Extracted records
• • • •

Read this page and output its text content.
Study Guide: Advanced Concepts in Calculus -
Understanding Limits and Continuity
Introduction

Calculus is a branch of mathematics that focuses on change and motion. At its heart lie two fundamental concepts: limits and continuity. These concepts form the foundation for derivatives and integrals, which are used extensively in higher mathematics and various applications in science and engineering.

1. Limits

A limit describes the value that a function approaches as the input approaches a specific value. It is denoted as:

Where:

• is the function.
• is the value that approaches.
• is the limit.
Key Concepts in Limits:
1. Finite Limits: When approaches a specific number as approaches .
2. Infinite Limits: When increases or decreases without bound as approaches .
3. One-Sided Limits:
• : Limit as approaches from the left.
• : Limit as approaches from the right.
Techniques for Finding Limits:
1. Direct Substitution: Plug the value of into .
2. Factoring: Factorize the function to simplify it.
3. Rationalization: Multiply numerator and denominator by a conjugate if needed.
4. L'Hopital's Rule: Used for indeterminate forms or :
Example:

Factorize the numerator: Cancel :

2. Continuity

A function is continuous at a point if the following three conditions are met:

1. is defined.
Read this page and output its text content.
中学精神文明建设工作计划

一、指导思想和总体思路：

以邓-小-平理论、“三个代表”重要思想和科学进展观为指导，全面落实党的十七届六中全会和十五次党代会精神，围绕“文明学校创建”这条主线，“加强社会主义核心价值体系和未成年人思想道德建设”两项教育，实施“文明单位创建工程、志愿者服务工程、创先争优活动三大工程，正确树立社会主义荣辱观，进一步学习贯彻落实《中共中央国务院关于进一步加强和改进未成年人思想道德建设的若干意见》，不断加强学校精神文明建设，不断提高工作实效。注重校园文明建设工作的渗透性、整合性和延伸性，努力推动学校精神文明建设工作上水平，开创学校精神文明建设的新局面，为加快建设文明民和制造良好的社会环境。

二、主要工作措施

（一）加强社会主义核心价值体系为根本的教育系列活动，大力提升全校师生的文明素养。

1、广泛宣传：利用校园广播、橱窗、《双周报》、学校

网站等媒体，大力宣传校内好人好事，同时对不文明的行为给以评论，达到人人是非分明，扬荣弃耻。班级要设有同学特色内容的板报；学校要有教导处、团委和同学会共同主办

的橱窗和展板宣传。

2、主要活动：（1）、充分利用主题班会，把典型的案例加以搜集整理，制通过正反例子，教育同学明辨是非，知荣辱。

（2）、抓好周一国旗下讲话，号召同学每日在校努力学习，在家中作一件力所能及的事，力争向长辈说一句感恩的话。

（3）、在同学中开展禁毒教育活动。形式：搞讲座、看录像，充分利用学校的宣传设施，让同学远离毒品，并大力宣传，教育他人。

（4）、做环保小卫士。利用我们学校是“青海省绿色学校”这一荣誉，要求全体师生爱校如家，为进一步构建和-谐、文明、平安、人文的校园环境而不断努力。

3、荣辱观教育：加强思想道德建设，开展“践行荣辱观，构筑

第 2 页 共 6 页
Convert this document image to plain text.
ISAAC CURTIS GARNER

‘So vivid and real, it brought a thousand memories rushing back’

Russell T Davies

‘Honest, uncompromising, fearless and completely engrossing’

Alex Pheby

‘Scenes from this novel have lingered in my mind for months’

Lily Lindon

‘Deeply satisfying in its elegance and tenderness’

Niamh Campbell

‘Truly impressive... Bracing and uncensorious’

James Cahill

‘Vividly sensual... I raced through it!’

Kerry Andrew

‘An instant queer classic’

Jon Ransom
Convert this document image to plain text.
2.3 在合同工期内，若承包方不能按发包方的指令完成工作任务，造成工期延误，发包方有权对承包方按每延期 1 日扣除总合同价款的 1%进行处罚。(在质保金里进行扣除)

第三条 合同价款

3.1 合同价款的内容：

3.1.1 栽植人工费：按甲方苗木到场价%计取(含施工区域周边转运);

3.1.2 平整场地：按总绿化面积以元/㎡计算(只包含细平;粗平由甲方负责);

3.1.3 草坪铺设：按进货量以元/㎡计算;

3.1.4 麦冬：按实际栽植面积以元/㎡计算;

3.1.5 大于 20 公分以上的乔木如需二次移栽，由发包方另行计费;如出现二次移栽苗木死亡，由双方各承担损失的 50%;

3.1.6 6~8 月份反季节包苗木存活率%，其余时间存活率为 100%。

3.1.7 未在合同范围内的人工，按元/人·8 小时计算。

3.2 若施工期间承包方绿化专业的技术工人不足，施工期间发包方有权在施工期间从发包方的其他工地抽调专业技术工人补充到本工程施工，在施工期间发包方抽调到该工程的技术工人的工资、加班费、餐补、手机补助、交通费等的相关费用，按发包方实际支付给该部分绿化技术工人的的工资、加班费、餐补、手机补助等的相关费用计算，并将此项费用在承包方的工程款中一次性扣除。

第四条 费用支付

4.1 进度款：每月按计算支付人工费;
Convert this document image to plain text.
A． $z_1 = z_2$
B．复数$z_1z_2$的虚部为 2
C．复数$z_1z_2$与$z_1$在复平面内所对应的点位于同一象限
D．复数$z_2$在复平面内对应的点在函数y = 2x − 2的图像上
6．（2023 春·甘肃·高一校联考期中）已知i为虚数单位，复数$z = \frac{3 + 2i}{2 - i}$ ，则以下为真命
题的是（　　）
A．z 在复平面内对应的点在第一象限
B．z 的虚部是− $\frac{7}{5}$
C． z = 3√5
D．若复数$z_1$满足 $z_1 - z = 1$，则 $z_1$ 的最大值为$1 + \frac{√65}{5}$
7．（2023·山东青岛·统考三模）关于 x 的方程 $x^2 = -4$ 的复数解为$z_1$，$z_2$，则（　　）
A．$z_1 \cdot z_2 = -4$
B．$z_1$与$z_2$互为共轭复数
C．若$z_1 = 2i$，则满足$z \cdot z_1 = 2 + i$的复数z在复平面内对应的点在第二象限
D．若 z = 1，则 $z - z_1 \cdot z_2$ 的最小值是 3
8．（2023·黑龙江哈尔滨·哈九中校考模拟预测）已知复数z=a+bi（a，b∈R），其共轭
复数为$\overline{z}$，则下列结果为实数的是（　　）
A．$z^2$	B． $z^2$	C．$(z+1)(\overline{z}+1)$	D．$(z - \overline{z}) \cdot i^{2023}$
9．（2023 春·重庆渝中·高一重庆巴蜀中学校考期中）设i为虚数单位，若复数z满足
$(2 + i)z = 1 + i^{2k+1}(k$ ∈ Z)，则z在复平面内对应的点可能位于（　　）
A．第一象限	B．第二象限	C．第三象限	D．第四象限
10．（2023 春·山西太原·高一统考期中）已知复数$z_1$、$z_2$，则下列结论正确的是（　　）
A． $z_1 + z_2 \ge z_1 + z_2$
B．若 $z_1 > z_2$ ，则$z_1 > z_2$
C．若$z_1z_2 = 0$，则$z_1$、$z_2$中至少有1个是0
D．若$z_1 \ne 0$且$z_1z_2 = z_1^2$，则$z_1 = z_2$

• • • •

## [WORK TO DO]
State how many lines in the records above contain the word "frac", giving only the number.

## [EXPECTED OUTPUT]
3